## What you will do
Give a verbatim quotation of every record.

## Given records
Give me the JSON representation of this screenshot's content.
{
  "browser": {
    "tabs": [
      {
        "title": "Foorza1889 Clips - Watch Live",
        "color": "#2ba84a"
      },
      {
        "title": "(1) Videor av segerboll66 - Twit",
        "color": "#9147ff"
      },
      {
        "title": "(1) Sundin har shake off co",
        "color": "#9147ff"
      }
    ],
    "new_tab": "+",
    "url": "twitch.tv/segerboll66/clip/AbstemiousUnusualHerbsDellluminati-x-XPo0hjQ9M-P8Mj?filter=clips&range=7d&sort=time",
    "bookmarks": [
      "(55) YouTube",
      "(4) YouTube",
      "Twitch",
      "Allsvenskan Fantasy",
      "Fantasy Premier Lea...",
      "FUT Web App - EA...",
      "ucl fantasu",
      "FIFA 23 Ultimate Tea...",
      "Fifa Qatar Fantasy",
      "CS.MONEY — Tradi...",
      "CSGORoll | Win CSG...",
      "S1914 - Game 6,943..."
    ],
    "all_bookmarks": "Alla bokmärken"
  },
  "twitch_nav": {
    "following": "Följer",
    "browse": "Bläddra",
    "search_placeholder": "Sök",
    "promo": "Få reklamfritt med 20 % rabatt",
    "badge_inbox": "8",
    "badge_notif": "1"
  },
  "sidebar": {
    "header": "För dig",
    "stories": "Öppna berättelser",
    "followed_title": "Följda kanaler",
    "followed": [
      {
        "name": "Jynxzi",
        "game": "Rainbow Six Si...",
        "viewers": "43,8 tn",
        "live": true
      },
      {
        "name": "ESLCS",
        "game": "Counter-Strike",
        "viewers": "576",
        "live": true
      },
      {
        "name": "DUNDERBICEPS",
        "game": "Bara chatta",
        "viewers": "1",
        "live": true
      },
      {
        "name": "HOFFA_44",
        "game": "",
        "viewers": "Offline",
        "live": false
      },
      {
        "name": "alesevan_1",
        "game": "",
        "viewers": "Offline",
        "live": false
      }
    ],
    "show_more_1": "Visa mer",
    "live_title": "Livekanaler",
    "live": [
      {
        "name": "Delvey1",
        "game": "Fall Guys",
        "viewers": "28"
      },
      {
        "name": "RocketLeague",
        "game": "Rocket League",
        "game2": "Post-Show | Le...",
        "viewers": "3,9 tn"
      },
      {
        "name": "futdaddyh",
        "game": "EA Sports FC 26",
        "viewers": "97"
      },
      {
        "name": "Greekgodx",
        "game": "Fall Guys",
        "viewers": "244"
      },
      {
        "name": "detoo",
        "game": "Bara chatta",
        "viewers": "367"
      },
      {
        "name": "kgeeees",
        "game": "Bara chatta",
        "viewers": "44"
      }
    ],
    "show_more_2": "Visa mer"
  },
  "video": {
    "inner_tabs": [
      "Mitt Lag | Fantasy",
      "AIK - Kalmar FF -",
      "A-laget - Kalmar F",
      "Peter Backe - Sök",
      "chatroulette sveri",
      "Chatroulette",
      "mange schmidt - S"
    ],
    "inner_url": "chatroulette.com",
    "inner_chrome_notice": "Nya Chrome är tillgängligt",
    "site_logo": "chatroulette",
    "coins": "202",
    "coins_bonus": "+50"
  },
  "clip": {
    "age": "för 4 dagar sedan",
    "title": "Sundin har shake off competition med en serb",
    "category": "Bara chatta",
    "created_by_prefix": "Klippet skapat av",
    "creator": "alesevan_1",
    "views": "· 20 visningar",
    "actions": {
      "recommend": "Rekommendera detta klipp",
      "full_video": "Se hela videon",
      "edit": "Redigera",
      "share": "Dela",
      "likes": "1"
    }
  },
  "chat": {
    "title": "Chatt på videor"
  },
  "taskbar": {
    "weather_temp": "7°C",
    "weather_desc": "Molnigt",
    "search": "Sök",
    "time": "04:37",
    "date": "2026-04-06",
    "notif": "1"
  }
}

## Answer for this exercise
Give me the JSON representation of this screenshot's content.
{
  "browser": {
    "tabs": [
      {
        "title": "Foorza1889 Clips - Watch Live",
        "color": "#2ba84a"
      },
      {
        "title": "(1) Videor av segerboll66 - Twit",
        "color": "#9147ff"
      },
      {
        "title": "(1) Sundin har shake off co",
        "color": "#9147ff"
      }
    ],
    "new_tab": "+",
    "url": "twitch.tv/segerboll66/clip/AbstemiousUnusualHerbsDellluminati-x-XPo0hjQ9M-P8Mj?filter=clips&range=7d&sort=time",
    "bookmarks": [
      "(55) YouTube",
      "(4) YouTube",
      "Twitch",
      "Allsvenskan Fantasy",
      "Fantasy Premier Lea...",
      "FUT Web App - EA...",
      "ucl fantasu",
      "FIFA 23 Ultimate Tea...",
      "Fifa Qatar Fantasy",
      "CS.MONEY — Tradi...",
      "CSGORoll | Win CSG...",
      "S1914 - Game 6,943..."
    ],
    "all_bookmarks": "Alla bokmärken"
  },
  "twitch_nav": {
    "following": "Följer",
    "browse": "Bläddra",
    "search_placeholder": "Sök",
    "promo": "Få reklamfritt med 20 % rabatt",
    "badge_inbox": "8",
    "badge_notif": "1"
  },
  "sidebar": {
    "header": "För dig",
    "stories": "Öppna berättelser",
    "followed_title": "Följda kanaler",
    "followed": [
      {
        "name": "Jynxzi",
        "game": "Rainbow Six Si...",
        "viewers": "43,8 tn",
        "live": true
      },
      {
        "name": "ESLCS",
        "game": "Counter-Strike",
        "viewers": "576",
        "live": true
      },
      {
        "name": "DUNDERBICEPS",
        "game": "Bara chatta",
        "viewers": "1",
        "live": true
      },
      {
        "name": "HOFFA_44",
        "game": "",
        "viewers": "Offline",
        "live": false
      },
      {
        "name": "alesevan_1",
        "game": "",
        "viewers": "Offline",
        "live": false
      }
    ],
    "show_more_1": "Visa mer",
    "live_title": "Livekanaler",
    "live": [
      {
        "name": "Delvey1",
        "game": "Fall Guys",
        "viewers": "28"
      },
      {
        "name": "RocketLeague",
        "game": "Rocket League",
        "game2": "Post-Show | Le...",
        "viewers": "3,9 tn"
      },
      {
        "name": "futdaddyh",
        "game": "EA Sports FC 26",
        "viewers": "97"
      },
      {
        "name": "Greekgodx",
        "game": "Fall Guys",
        "viewers": "244"
      },
      {
        "name": "detoo",
        "game": "Bara chatta",
        "viewers": "367"
      },
      {
        "name": "kgeeees",
        "game": "Bara chatta",
        "viewers": "44"
      }
    ],
    "show_more_2": "Visa mer"
  },
  "video": {
    "inner_tabs": [
      "Mitt Lag | Fantasy",
      "AIK - Kalmar FF -",
      "A-laget - Kalmar F",
      "Peter Backe - Sök",
      "chatroulette sveri",
      "Chatroulette",
      "mange schmidt - S"
    ],
    "inner_url": "chatroulette.com",
    "inner_chrome_notice": "Nya Chrome är tillgängligt",
    "site_logo": "chatroulette",
    "coins": "202",
    "coins_bonus": "+50"
  },
  "clip": {
    "age": "för 4 dagar sedan",
    "title": "Sundin har shake off competition med en serb",
    "category": "Bara chatta",
    "created_by_prefix": "Klippet skapat av",
    "creator": "alesevan_1",
    "views": "· 20 visningar",
    "actions": {
      "recommend": "Rekommendera detta klipp",
      "full_video": "Se hela videon",
      "edit": "Redigera",
      "share": "Dela",
      "likes": "1"
    }
  },
  "chat": {
    "title": "Chatt på videor"
  },
  "taskbar": {
    "weather_temp": "7°C",
    "weather_desc": "Molnigt",
    "search": "Sök",
    "time": "04:37",
    "date": "2026-04-06",
    "notif": "1"
  }
}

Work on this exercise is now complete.